**EXERCISE PROMPT**
Repeat each record exactly. Any picture gets left out.

▬▬▬▬▬▬▬▬▬▬

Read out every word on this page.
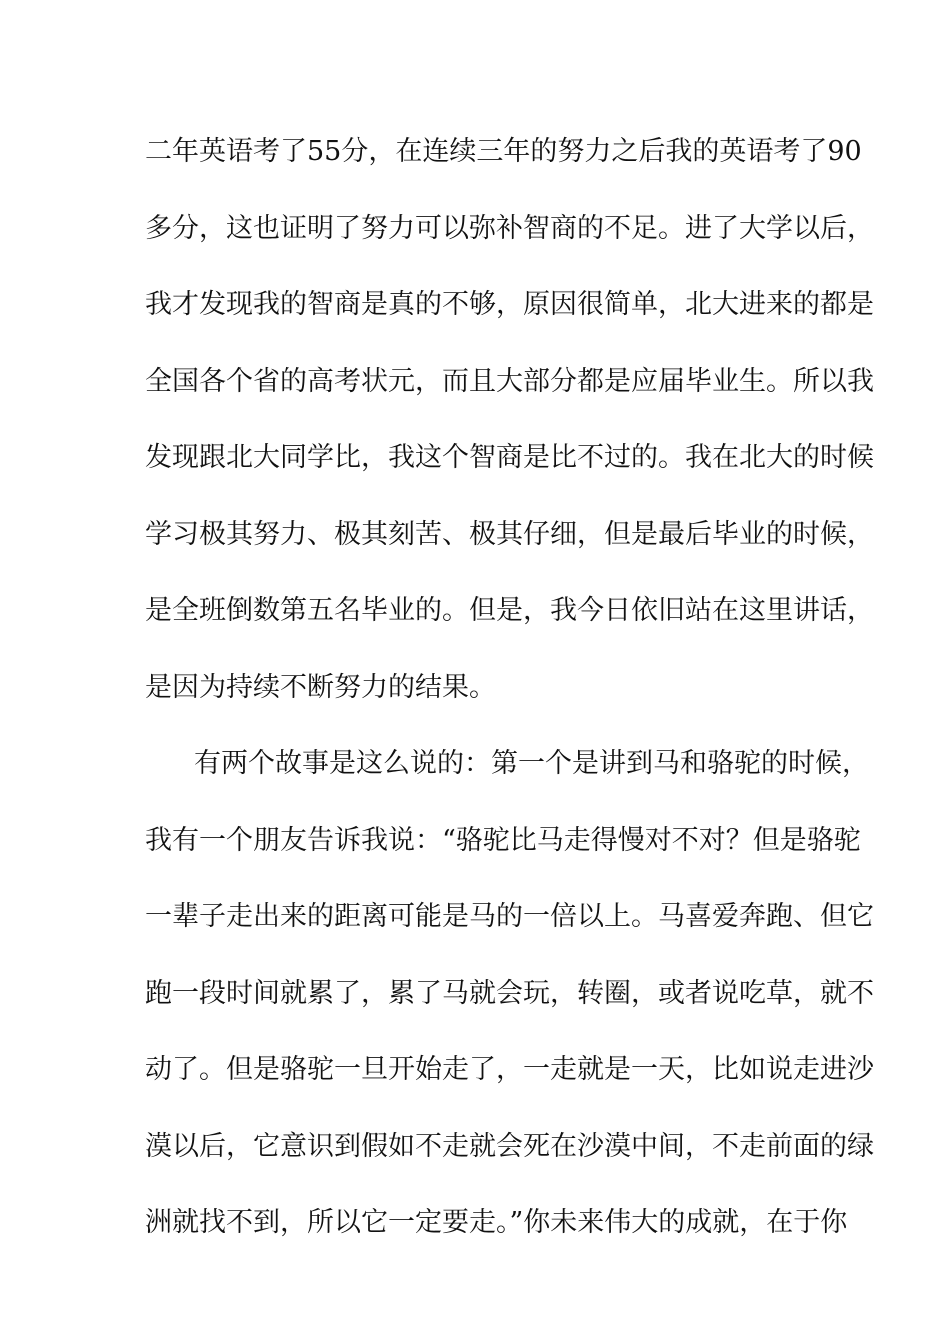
二年英语考了55分，在连续三年的努力之后我的英语考了90
多分，这也证明了努力可以弥补智商的不足。进了大学以后，
我才发现我的智商是真的不够，原因很简单，北大进来的都是
全国各个省的高考状元，而且大部分都是应届毕业生。所以我
发现跟北大同学比，我这个智商是比不过的。我在北大的时候
学习极其努力、极其刻苦、极其仔细，但是最后毕业的时候，
是全班倒数第五名毕业的。但是，我今日依旧站在这里讲话，
是因为持续不断努力的结果。
有两个故事是这么说的：第一个是讲到马和骆驼的时候，
我有一个朋友告诉我说：“骆驼比马走得慢对不对？但是骆驼
一辈子走出来的距离可能是马的一倍以上。马喜爱奔跑、但它
跑一段时间就累了，累了马就会玩，转圈，或者说吃草，就不
动了。但是骆驼一旦开始走了，一走就是一天，比如说走进沙
漠以后，它意识到假如不走就会死在沙漠中间，不走前面的绿
洲就找不到，所以它一定要走。”你未来伟大的成就，在于你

▬▬▬▬▬▬▬▬▬▬

**RESPONSE**
Read out every word on this page.
二年英语考了55分，在连续三年的努力之后我的英语考了90
多分，这也证明了努力可以弥补智商的不足。进了大学以后，
我才发现我的智商是真的不够，原因很简单，北大进来的都是
全国各个省的高考状元，而且大部分都是应届毕业生。所以我
发现跟北大同学比，我这个智商是比不过的。我在北大的时候
学习极其努力、极其刻苦、极其仔细，但是最后毕业的时候，
是全班倒数第五名毕业的。但是，我今日依旧站在这里讲话，
是因为持续不断努力的结果。
有两个故事是这么说的：第一个是讲到马和骆驼的时候，
我有一个朋友告诉我说：“骆驼比马走得慢对不对？但是骆驼
一辈子走出来的距离可能是马的一倍以上。马喜爱奔跑、但它
跑一段时间就累了，累了马就会玩，转圈，或者说吃草，就不
动了。但是骆驼一旦开始走了，一走就是一天，比如说走进沙
漠以后，它意识到假如不走就会死在沙漠中间，不走前面的绿
洲就找不到，所以它一定要走。”你未来伟大的成就，在于你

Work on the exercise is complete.